Records excerpted from a collection —
┌────────
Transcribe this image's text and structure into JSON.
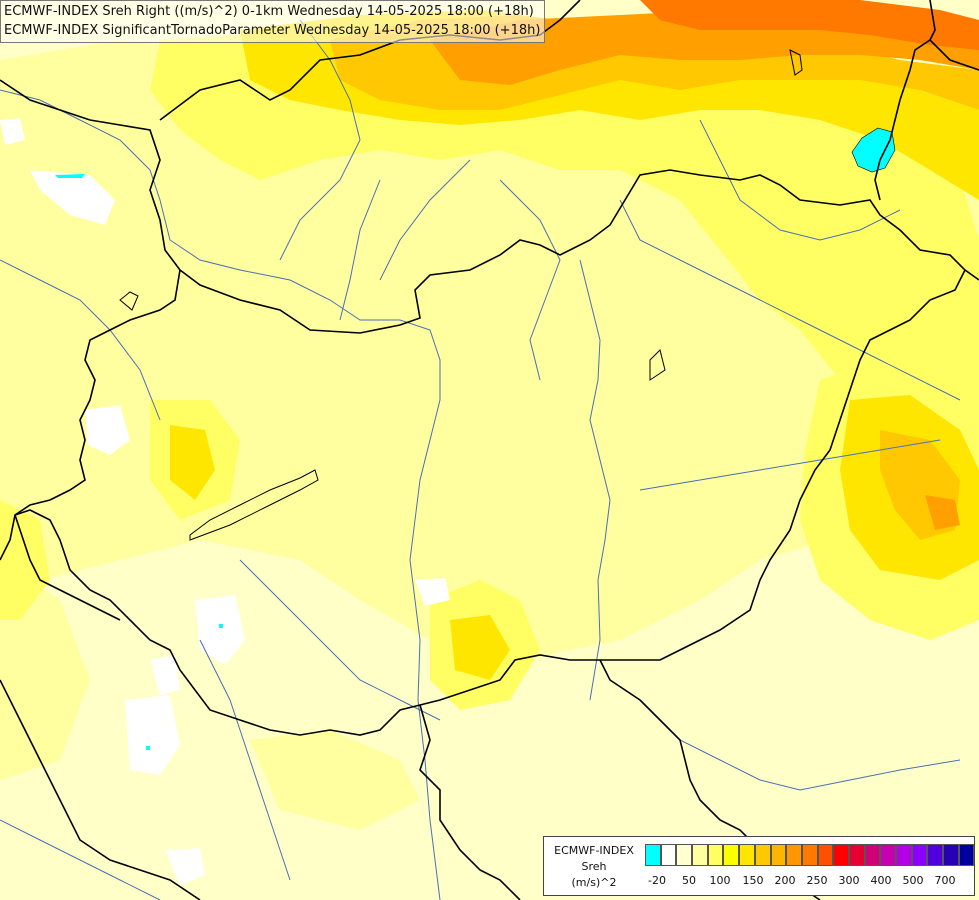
{
  "header": {
    "line1": "ECMWF-INDEX Sreh Right ((m/s)^2) 0-1km Wednesday 14-05-2025 18:00 (+18h)",
    "line2": "ECMWF-INDEX SignificantTornadoParameter Wednesday 14-05-2025 18:00 (+18h)"
  },
  "legend": {
    "title_line1": "ECMWF-INDEX",
    "title_line2": "Sreh",
    "title_line3": "(m/s)^2",
    "colors": [
      "#00ffff",
      "#ffffff",
      "#ffffd2",
      "#ffffa0",
      "#ffff64",
      "#ffff00",
      "#ffe600",
      "#ffc800",
      "#ffb400",
      "#ff9600",
      "#ff7800",
      "#ff5000",
      "#ff0000",
      "#e60032",
      "#d20078",
      "#c800b4",
      "#b400e6",
      "#8c00ff",
      "#5000dc",
      "#2800b4",
      "#0000a0"
    ],
    "ticks": [
      "-20",
      "50",
      "100",
      "150",
      "200",
      "250",
      "300",
      "400",
      "500",
      "700"
    ]
  },
  "map": {
    "background_color": "#ffffc8",
    "field_colors": {
      "light": "#ffffc8",
      "pale": "#ffffa0",
      "yellow": "#ffff64",
      "gold": "#ffe600",
      "amber": "#ffc800",
      "orange": "#ffa000",
      "deep_orange": "#ff7800",
      "white": "#ffffff",
      "cyan": "#00ffff"
    },
    "river_color": "#4a6fb5",
    "border_color": "#000000"
  }
}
└────────
OBJECTIVE — Set down the lines of the records above exactly, apart from the pictures.

REPLY TO THE EXERCISE —
Transcribe this image's text and structure into JSON.
{
  "header": {
    "line1": "ECMWF-INDEX Sreh Right ((m/s)^2) 0-1km Wednesday 14-05-2025 18:00 (+18h)",
    "line2": "ECMWF-INDEX SignificantTornadoParameter Wednesday 14-05-2025 18:00 (+18h)"
  },
  "legend": {
    "title_line1": "ECMWF-INDEX",
    "title_line2": "Sreh",
    "title_line3": "(m/s)^2",
    "colors": [
      "#00ffff",
      "#ffffff",
      "#ffffd2",
      "#ffffa0",
      "#ffff64",
      "#ffff00",
      "#ffe600",
      "#ffc800",
      "#ffb400",
      "#ff9600",
      "#ff7800",
      "#ff5000",
      "#ff0000",
      "#e60032",
      "#d20078",
      "#c800b4",
      "#b400e6",
      "#8c00ff",
      "#5000dc",
      "#2800b4",
      "#0000a0"
    ],
    "ticks": [
      "-20",
      "50",
      "100",
      "150",
      "200",
      "250",
      "300",
      "400",
      "500",
      "700"
    ]
  },
  "map": {
    "background_color": "#ffffc8",
    "field_colors": {
      "light": "#ffffc8",
      "pale": "#ffffa0",
      "yellow": "#ffff64",
      "gold": "#ffe600",
      "amber": "#ffc800",
      "orange": "#ffa000",
      "deep_orange": "#ff7800",
      "white": "#ffffff",
      "cyan": "#00ffff"
    },
    "river_color": "#4a6fb5",
    "border_color": "#000000"
  }
}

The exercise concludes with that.